> [Requirement]: Gather every line that includes the word "downloads", please.

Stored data

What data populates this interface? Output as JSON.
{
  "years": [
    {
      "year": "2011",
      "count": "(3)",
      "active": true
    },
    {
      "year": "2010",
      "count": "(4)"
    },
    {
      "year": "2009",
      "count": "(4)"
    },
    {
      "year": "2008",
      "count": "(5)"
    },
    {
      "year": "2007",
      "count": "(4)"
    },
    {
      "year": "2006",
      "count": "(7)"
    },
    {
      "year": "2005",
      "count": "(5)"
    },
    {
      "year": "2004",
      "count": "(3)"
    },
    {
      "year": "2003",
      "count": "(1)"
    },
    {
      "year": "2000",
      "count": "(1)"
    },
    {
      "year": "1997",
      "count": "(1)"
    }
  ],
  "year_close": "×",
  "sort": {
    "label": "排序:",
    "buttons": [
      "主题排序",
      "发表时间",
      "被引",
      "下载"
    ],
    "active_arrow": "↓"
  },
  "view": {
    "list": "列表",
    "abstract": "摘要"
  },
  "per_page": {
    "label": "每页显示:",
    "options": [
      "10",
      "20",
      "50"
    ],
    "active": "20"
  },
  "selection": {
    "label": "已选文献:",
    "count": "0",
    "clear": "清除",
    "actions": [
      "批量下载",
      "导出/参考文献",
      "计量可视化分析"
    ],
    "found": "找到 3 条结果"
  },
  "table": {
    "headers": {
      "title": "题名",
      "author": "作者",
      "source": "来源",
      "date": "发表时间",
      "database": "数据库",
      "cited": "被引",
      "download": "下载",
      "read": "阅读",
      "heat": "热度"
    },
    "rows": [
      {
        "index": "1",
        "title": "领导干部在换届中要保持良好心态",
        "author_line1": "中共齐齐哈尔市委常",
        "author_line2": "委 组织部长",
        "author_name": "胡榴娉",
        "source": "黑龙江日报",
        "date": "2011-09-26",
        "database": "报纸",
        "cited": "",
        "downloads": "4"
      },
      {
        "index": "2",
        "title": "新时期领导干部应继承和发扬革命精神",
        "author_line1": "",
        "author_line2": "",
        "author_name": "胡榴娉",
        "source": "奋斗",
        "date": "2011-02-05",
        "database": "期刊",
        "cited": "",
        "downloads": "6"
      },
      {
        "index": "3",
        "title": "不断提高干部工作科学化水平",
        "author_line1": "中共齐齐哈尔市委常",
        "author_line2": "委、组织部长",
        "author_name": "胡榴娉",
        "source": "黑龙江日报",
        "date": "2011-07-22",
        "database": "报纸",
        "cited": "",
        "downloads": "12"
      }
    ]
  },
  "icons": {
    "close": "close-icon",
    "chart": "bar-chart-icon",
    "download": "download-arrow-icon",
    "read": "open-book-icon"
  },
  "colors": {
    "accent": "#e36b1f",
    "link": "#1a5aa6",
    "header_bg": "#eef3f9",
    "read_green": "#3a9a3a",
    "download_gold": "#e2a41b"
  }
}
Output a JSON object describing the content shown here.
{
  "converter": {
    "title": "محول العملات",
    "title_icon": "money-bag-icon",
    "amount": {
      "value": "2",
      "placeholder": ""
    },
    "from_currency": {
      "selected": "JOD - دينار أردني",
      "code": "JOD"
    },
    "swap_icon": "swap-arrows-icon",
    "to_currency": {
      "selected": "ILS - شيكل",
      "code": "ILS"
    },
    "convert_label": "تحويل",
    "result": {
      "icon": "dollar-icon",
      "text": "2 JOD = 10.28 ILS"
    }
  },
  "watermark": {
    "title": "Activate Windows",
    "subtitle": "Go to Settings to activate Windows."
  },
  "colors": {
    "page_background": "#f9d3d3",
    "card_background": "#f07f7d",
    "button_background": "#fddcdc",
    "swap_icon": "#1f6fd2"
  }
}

> [Response]:
        "downloads": "4"
        "downloads": "6"
        "downloads": "12"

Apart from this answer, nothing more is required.